• EXERCISE AIM
Tally the lines of the listing that contain the string "County". Give the number and nothing else.

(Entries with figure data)
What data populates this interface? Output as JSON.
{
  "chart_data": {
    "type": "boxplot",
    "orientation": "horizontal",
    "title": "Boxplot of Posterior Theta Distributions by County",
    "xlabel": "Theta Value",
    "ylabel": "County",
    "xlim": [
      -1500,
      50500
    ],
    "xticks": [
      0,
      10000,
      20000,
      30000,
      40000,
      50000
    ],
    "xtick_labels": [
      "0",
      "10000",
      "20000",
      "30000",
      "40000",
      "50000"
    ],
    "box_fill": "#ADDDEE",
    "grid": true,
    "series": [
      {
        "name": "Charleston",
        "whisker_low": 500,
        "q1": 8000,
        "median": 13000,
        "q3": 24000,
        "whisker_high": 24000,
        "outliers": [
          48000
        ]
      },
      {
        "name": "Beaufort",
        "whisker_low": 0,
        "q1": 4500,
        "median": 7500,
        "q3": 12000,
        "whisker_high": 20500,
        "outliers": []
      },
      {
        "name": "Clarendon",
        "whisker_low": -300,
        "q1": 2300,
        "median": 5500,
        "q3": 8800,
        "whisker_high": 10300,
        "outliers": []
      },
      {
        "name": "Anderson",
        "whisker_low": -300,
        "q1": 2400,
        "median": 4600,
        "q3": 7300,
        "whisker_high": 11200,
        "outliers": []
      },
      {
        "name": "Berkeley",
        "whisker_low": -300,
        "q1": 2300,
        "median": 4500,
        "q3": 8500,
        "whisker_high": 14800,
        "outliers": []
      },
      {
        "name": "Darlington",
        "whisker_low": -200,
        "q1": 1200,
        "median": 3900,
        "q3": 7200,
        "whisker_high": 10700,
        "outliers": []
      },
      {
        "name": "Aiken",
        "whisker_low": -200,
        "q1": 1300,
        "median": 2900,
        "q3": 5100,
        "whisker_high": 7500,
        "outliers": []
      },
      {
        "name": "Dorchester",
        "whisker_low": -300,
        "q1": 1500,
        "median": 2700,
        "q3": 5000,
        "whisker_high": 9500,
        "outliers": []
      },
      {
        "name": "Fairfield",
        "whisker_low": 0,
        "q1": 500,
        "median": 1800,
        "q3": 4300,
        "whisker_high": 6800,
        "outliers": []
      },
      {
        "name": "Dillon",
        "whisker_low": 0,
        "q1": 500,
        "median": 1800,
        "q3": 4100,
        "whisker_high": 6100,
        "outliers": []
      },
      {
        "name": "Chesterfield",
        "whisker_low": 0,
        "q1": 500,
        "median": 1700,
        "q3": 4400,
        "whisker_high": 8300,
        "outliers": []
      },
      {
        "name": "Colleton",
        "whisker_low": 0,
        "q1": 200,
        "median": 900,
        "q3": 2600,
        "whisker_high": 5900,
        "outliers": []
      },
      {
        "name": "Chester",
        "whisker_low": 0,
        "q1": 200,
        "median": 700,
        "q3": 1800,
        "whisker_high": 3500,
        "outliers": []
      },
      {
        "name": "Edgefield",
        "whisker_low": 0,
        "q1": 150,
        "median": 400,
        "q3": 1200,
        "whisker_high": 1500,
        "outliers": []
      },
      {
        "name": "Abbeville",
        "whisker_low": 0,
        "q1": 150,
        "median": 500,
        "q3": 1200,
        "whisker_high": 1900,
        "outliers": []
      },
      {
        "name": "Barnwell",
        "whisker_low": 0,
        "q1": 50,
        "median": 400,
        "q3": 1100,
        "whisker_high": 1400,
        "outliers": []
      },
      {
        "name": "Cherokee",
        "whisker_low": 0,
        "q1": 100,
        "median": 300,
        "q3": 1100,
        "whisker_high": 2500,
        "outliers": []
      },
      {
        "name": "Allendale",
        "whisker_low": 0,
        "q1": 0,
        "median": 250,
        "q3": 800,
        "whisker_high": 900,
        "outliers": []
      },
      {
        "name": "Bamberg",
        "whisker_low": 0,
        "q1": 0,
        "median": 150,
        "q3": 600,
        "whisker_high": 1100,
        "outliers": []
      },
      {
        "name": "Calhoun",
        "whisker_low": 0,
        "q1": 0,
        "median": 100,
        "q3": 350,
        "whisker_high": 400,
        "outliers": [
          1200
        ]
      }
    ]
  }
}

• FINISHED ANSWER
2